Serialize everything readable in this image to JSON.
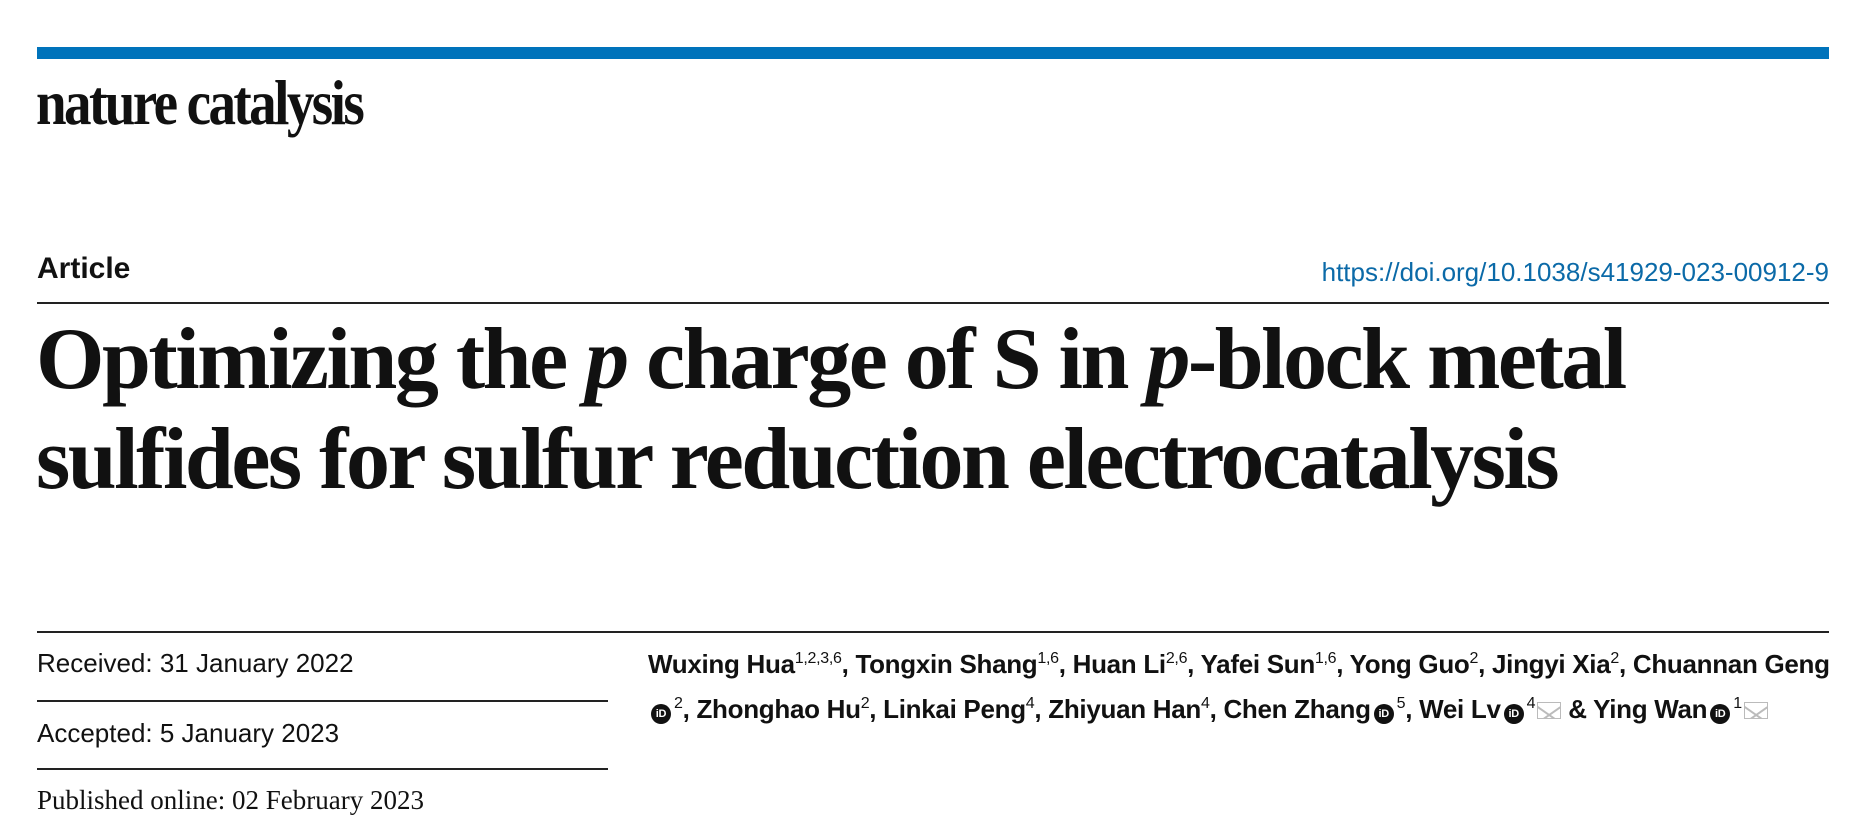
{
  "journal": {
    "name": "nature catalysis",
    "accent_color": "#0073bb"
  },
  "article_type": "Article",
  "doi": "https://doi.org/10.1038/s41929-023-00912-9",
  "title": {
    "part1": "Optimizing the ",
    "italic1": "p",
    "part2": " charge of S in ",
    "italic2": "p",
    "part3": "-block metal",
    "line2": "sulfides for sulfur reduction electrocatalysis"
  },
  "dates": {
    "received": "Received: 31 January 2022",
    "accepted": "Accepted: 5 January 2023",
    "published": "Published online: 02 February 2023"
  },
  "authors": [
    {
      "name": "Wuxing Hua",
      "aff": "1,2,3,6"
    },
    {
      "name": "Tongxin Shang",
      "aff": "1,6"
    },
    {
      "name": "Huan Li",
      "aff": "2,6"
    },
    {
      "name": "Yafei Sun",
      "aff": "1,6"
    },
    {
      "name": "Yong Guo",
      "aff": "2"
    },
    {
      "name": "Jingyi Xia",
      "aff": "2"
    },
    {
      "name": "Chuannan Geng",
      "aff": "2",
      "orcid": true
    },
    {
      "name": "Zhonghao Hu",
      "aff": "2"
    },
    {
      "name": "Linkai Peng",
      "aff": "4"
    },
    {
      "name": "Zhiyuan Han",
      "aff": "4"
    },
    {
      "name": "Chen Zhang",
      "aff": "5",
      "orcid": true
    },
    {
      "name": "Wei Lv",
      "aff": "4",
      "orcid": true,
      "mail": true
    },
    {
      "name": "Ying Wan",
      "aff": "1",
      "orcid": true,
      "mail": true
    }
  ],
  "icons": {
    "orcid": "orcid-icon",
    "mail": "envelope-icon"
  },
  "orcid_glyph": "iD",
  "separator": ", ",
  "last_separator": " & "
}
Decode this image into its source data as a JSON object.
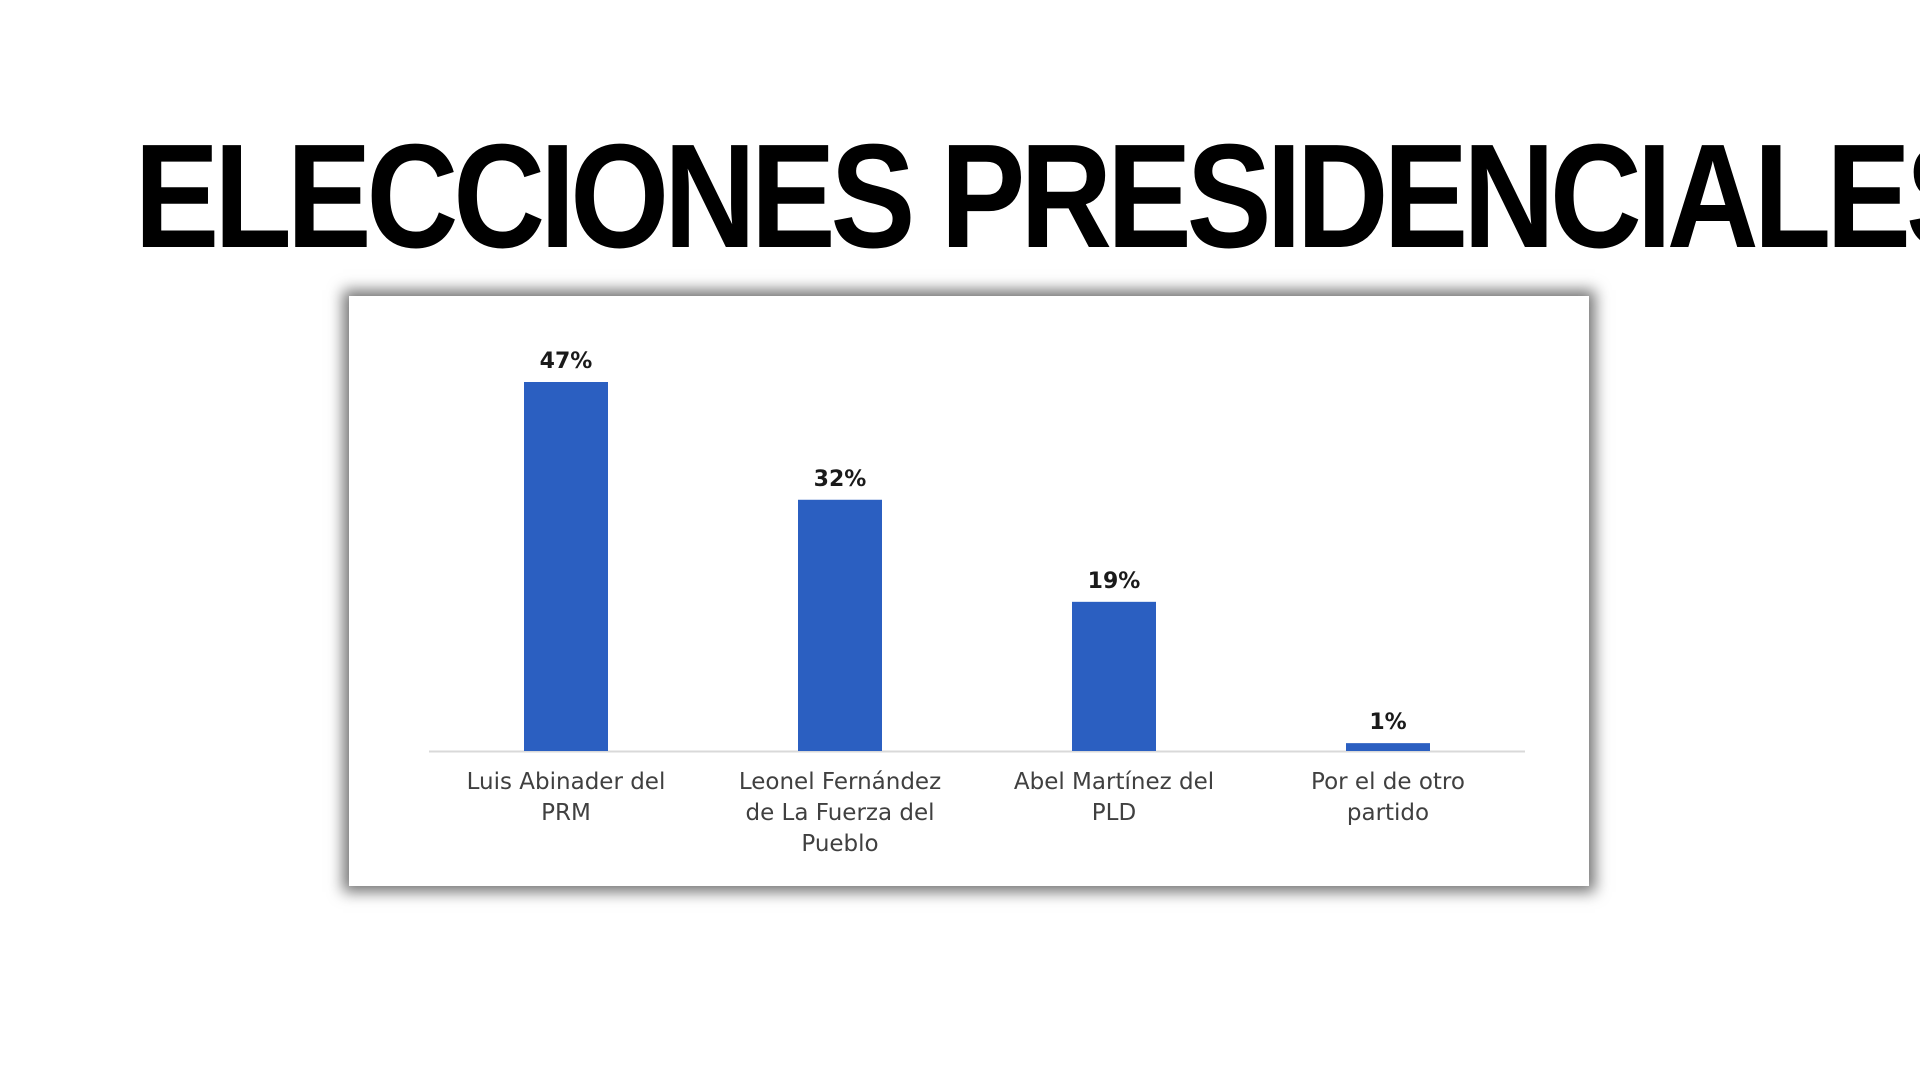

PROBLEM: Each line of the material must be retyped exactly, except that images are omitted.

TASK OUTPUT:
Serialize everything readable in this image to JSON.
{
  "journal": {
    "name": "nature catalysis",
    "accent_color": "#0073bb"
  },
  "article_type": "Article",
  "doi": "https://doi.org/10.1038/s41929-023-00912-9",
  "title": {
    "part1": "Optimizing the ",
    "italic1": "p",
    "part2": " charge of S in ",
    "italic2": "p",
    "part3": "-block metal",
    "line2": "sulfides for sulfur reduction electrocatalysis"
  },
  "dates": {
    "received": "Received: 31 January 2022",
    "accepted": "Accepted: 5 January 2023",
    "published": "Published online: 02 February 2023"
  },
  "authors": [
    {
      "name": "Wuxing Hua",
      "aff": "1,2,3,6"
    },
    {
      "name": "Tongxin Shang",
      "aff": "1,6"
    },
    {
      "name": "Huan Li",
      "aff": "2,6"
    },
    {
      "name": "Yafei Sun",
      "aff": "1,6"
    },
    {
      "name": "Yong Guo",
      "aff": "2"
    },
    {
      "name": "Jingyi Xia",
      "aff": "2"
    },
    {
      "name": "Chuannan Geng",
      "aff": "2",
      "orcid": true
    },
    {
      "name": "Zhonghao Hu",
      "aff": "2"
    },
    {
      "name": "Linkai Peng",
      "aff": "4"
    },
    {
      "name": "Zhiyuan Han",
      "aff": "4"
    },
    {
      "name": "Chen Zhang",
      "aff": "5",
      "orcid": true
    },
    {
      "name": "Wei Lv",
      "aff": "4",
      "orcid": true,
      "mail": true
    },
    {
      "name": "Ying Wan",
      "aff": "1",
      "orcid": true,
      "mail": true
    }
  ],
  "icons": {
    "orcid": "orcid-icon",
    "mail": "envelope-icon"
  },
  "orcid_glyph": "iD",
  "separator": ", ",
  "last_separator": " & "
}
Decode this image into its source data as a JSON object.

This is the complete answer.